(EXERCISE BRIEF)
Copy every line of the entries below, keeping each character, space and bracket unchanged.
═══ MATERIAL FOR THIS EXERCISE ═══
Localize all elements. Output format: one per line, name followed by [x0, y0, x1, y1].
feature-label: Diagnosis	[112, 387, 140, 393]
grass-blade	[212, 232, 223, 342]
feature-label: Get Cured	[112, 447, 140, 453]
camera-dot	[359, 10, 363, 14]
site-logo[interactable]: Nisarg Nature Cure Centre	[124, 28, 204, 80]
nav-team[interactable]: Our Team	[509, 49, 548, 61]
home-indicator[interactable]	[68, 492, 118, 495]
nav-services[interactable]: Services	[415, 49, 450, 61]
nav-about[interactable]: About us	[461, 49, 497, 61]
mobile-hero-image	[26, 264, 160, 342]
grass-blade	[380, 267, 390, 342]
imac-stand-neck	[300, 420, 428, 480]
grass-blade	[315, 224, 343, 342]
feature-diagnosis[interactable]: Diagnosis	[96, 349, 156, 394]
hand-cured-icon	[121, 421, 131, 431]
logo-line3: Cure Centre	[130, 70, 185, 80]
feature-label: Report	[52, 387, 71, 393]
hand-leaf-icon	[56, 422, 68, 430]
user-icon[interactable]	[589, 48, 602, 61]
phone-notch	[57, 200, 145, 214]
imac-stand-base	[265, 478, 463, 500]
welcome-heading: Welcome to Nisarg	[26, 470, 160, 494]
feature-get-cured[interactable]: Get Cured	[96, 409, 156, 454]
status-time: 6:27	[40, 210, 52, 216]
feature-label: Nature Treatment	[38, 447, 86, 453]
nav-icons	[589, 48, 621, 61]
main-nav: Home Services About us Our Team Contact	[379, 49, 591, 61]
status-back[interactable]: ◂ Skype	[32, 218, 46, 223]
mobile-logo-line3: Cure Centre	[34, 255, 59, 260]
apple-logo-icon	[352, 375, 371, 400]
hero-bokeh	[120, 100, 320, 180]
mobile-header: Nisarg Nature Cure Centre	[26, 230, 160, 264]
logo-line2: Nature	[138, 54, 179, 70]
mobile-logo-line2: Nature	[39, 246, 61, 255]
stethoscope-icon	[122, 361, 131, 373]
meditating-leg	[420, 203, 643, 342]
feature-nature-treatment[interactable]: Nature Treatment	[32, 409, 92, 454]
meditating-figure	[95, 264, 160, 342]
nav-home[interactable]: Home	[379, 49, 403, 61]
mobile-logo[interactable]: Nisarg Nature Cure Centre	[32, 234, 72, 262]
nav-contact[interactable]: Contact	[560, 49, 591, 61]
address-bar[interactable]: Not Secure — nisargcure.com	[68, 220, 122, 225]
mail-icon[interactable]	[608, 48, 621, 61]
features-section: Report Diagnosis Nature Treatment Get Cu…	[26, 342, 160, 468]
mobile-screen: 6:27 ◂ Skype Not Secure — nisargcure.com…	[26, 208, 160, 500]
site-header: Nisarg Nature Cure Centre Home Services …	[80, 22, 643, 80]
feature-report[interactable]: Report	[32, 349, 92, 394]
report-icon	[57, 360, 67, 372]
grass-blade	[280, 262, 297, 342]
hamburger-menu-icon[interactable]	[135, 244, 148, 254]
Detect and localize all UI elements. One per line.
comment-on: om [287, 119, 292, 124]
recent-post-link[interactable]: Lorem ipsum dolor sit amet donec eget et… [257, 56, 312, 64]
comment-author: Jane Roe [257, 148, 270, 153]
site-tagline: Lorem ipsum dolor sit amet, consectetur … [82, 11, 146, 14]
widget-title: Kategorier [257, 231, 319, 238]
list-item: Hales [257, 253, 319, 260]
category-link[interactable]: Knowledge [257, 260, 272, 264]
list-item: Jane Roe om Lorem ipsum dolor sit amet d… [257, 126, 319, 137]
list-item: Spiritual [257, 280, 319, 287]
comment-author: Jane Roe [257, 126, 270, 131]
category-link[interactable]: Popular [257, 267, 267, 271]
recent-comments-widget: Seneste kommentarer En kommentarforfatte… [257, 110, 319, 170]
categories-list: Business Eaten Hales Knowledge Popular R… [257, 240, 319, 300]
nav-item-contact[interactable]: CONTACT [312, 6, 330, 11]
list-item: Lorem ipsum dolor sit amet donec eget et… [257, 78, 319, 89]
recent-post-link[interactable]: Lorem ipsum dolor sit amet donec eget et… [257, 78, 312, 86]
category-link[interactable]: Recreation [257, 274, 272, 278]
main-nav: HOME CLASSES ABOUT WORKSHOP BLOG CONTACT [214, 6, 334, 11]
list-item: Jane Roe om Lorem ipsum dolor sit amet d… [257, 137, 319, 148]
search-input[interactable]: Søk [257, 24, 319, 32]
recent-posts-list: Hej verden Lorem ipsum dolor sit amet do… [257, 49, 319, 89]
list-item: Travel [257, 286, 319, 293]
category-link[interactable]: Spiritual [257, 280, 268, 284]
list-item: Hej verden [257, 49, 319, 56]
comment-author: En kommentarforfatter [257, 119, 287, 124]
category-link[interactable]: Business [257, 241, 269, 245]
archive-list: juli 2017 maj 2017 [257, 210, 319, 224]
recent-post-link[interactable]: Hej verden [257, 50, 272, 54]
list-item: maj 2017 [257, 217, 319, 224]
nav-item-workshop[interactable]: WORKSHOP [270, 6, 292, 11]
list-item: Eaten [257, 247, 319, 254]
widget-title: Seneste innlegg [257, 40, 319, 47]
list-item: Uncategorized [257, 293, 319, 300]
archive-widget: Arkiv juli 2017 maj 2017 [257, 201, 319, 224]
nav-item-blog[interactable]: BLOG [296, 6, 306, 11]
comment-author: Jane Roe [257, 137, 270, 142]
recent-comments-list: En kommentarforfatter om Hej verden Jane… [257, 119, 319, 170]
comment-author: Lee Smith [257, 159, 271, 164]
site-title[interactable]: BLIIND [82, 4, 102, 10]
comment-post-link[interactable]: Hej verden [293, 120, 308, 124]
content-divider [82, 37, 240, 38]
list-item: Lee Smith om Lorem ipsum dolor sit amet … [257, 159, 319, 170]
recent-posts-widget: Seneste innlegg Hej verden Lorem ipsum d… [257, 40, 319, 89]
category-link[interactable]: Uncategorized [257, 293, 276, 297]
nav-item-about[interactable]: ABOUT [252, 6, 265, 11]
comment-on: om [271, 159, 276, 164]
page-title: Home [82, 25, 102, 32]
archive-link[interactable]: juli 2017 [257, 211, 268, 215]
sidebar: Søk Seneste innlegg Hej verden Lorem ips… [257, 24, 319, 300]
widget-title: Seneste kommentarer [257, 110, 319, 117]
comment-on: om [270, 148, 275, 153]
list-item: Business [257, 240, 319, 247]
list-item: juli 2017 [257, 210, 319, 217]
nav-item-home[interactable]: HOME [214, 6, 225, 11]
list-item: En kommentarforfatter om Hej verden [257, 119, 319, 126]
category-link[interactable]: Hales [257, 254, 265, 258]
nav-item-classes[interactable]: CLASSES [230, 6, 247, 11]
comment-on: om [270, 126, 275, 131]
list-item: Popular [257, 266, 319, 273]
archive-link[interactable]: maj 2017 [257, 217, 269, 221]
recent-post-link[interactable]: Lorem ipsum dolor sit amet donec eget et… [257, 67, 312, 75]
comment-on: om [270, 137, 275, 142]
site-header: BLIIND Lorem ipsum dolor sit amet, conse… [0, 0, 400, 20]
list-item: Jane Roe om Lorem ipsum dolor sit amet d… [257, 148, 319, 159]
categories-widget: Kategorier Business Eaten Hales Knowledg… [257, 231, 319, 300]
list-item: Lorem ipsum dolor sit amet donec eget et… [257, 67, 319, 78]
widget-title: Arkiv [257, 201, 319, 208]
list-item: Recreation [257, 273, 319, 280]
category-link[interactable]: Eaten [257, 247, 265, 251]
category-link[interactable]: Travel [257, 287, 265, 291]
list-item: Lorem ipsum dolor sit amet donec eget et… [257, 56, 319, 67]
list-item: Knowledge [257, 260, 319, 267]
═══
(COMPLETE OUTPUT)
Localize all elements. Output format: one per line, name followed by [x0, y0, x1, y1].
feature-label: Diagnosis	[112, 387, 140, 393]
grass-blade	[212, 232, 223, 342]
feature-label: Get Cured	[112, 447, 140, 453]
camera-dot	[359, 10, 363, 14]
site-logo[interactable]: Nisarg Nature Cure Centre	[124, 28, 204, 80]
nav-team[interactable]: Our Team	[509, 49, 548, 61]
home-indicator[interactable]	[68, 492, 118, 495]
nav-services[interactable]: Services	[415, 49, 450, 61]
nav-about[interactable]: About us	[461, 49, 497, 61]
mobile-hero-image	[26, 264, 160, 342]
grass-blade	[380, 267, 390, 342]
imac-stand-neck	[300, 420, 428, 480]
grass-blade	[315, 224, 343, 342]
feature-diagnosis[interactable]: Diagnosis	[96, 349, 156, 394]
hand-cured-icon	[121, 421, 131, 431]
logo-line3: Cure Centre	[130, 70, 185, 80]
feature-label: Report	[52, 387, 71, 393]
hand-leaf-icon	[56, 422, 68, 430]
user-icon[interactable]	[589, 48, 602, 61]
phone-notch	[57, 200, 145, 214]
imac-stand-base	[265, 478, 463, 500]
welcome-heading: Welcome to Nisarg	[26, 470, 160, 494]
feature-get-cured[interactable]: Get Cured	[96, 409, 156, 454]
status-time: 6:27	[40, 210, 52, 216]
feature-label: Nature Treatment	[38, 447, 86, 453]
nav-icons	[589, 48, 621, 61]
main-nav: Home Services About us Our Team Contact	[379, 49, 591, 61]
status-back[interactable]: ◂ Skype	[32, 218, 46, 223]
mobile-logo-line3: Cure Centre	[34, 255, 59, 260]
apple-logo-icon	[352, 375, 371, 400]
hero-bokeh	[120, 100, 320, 180]
mobile-header: Nisarg Nature Cure Centre	[26, 230, 160, 264]
logo-line2: Nature	[138, 54, 179, 70]
mobile-logo-line2: Nature	[39, 246, 61, 255]
stethoscope-icon	[122, 361, 131, 373]
meditating-leg	[420, 203, 643, 342]
feature-nature-treatment[interactable]: Nature Treatment	[32, 409, 92, 454]
meditating-figure	[95, 264, 160, 342]
nav-home[interactable]: Home	[379, 49, 403, 61]
mobile-logo[interactable]: Nisarg Nature Cure Centre	[32, 234, 72, 262]
nav-contact[interactable]: Contact	[560, 49, 591, 61]
address-bar[interactable]: Not Secure — nisargcure.com	[68, 220, 122, 225]
mail-icon[interactable]	[608, 48, 621, 61]
features-section: Report Diagnosis Nature Treatment Get Cu…	[26, 342, 160, 468]
mobile-screen: 6:27 ◂ Skype Not Secure — nisargcure.com…	[26, 208, 160, 500]
site-header: Nisarg Nature Cure Centre Home Services …	[80, 22, 643, 80]
feature-report[interactable]: Report	[32, 349, 92, 394]
report-icon	[57, 360, 67, 372]
grass-blade	[280, 262, 297, 342]
hamburger-menu-icon[interactable]	[135, 244, 148, 254]
Detect and localize all UI elements. One per line.
comment-on: om [287, 119, 292, 124]
recent-post-link[interactable]: Lorem ipsum dolor sit amet donec eget et… [257, 56, 312, 64]
comment-author: Jane Roe [257, 148, 270, 153]
site-tagline: Lorem ipsum dolor sit amet, consectetur … [82, 11, 146, 14]
widget-title: Kategorier [257, 231, 319, 238]
list-item: Hales [257, 253, 319, 260]
category-link[interactable]: Knowledge [257, 260, 272, 264]
list-item: Jane Roe om Lorem ipsum dolor sit amet d… [257, 126, 319, 137]
list-item: Spiritual [257, 280, 319, 287]
comment-author: Jane Roe [257, 126, 270, 131]
category-link[interactable]: Popular [257, 267, 267, 271]
recent-comments-widget: Seneste kommentarer En kommentarforfatte… [257, 110, 319, 170]
categories-list: Business Eaten Hales Knowledge Popular R… [257, 240, 319, 300]
nav-item-contact[interactable]: CONTACT [312, 6, 330, 11]
list-item: Lorem ipsum dolor sit amet donec eget et… [257, 78, 319, 89]
recent-post-link[interactable]: Lorem ipsum dolor sit amet donec eget et… [257, 78, 312, 86]
category-link[interactable]: Recreation [257, 274, 272, 278]
main-nav: HOME CLASSES ABOUT WORKSHOP BLOG CONTACT [214, 6, 334, 11]
list-item: Jane Roe om Lorem ipsum dolor sit amet d… [257, 137, 319, 148]
search-input[interactable]: Søk [257, 24, 319, 32]
recent-posts-list: Hej verden Lorem ipsum dolor sit amet do… [257, 49, 319, 89]
list-item: Travel [257, 286, 319, 293]
category-link[interactable]: Spiritual [257, 280, 268, 284]
list-item: Hej verden [257, 49, 319, 56]
comment-author: En kommentarforfatter [257, 119, 287, 124]
category-link[interactable]: Business [257, 241, 269, 245]
archive-list: juli 2017 maj 2017 [257, 210, 319, 224]
recent-post-link[interactable]: Hej verden [257, 50, 272, 54]
list-item: maj 2017 [257, 217, 319, 224]
nav-item-workshop[interactable]: WORKSHOP [270, 6, 292, 11]
list-item: Eaten [257, 247, 319, 254]
widget-title: Seneste innlegg [257, 40, 319, 47]
list-item: Uncategorized [257, 293, 319, 300]
archive-widget: Arkiv juli 2017 maj 2017 [257, 201, 319, 224]
nav-item-blog[interactable]: BLOG [296, 6, 306, 11]
comment-author: Jane Roe [257, 137, 270, 142]
recent-comments-list: En kommentarforfatter om Hej verden Jane… [257, 119, 319, 170]
comment-author: Lee Smith [257, 159, 271, 164]
site-title[interactable]: BLIIND [82, 4, 102, 10]
comment-post-link[interactable]: Hej verden [293, 120, 308, 124]
content-divider [82, 37, 240, 38]
list-item: Lee Smith om Lorem ipsum dolor sit amet … [257, 159, 319, 170]
recent-posts-widget: Seneste innlegg Hej verden Lorem ipsum d… [257, 40, 319, 89]
category-link[interactable]: Uncategorized [257, 293, 276, 297]
nav-item-about[interactable]: ABOUT [252, 6, 265, 11]
comment-on: om [271, 159, 276, 164]
page-title: Home [82, 25, 102, 32]
archive-link[interactable]: juli 2017 [257, 211, 268, 215]
sidebar: Søk Seneste innlegg Hej verden Lorem ips… [257, 24, 319, 300]
widget-title: Seneste kommentarer [257, 110, 319, 117]
comment-on: om [270, 148, 275, 153]
list-item: Business [257, 240, 319, 247]
list-item: juli 2017 [257, 210, 319, 217]
nav-item-home[interactable]: HOME [214, 6, 225, 11]
list-item: En kommentarforfatter om Hej verden [257, 119, 319, 126]
category-link[interactable]: Hales [257, 254, 265, 258]
nav-item-classes[interactable]: CLASSES [230, 6, 247, 11]
comment-on: om [270, 126, 275, 131]
list-item: Popular [257, 266, 319, 273]
archive-link[interactable]: maj 2017 [257, 217, 269, 221]
recent-post-link[interactable]: Lorem ipsum dolor sit amet donec eget et… [257, 67, 312, 75]
comment-on: om [270, 137, 275, 142]
site-header: BLIIND Lorem ipsum dolor sit amet, conse… [0, 0, 400, 20]
list-item: Jane Roe om Lorem ipsum dolor sit amet d… [257, 148, 319, 159]
categories-widget: Kategorier Business Eaten Hales Knowledg… [257, 231, 319, 300]
list-item: Lorem ipsum dolor sit amet donec eget et… [257, 67, 319, 78]
widget-title: Arkiv [257, 201, 319, 208]
list-item: Recreation [257, 273, 319, 280]
category-link[interactable]: Eaten [257, 247, 265, 251]
category-link[interactable]: Travel [257, 287, 265, 291]
list-item: Lorem ipsum dolor sit amet donec eget et… [257, 56, 319, 67]
list-item: Knowledge [257, 260, 319, 267]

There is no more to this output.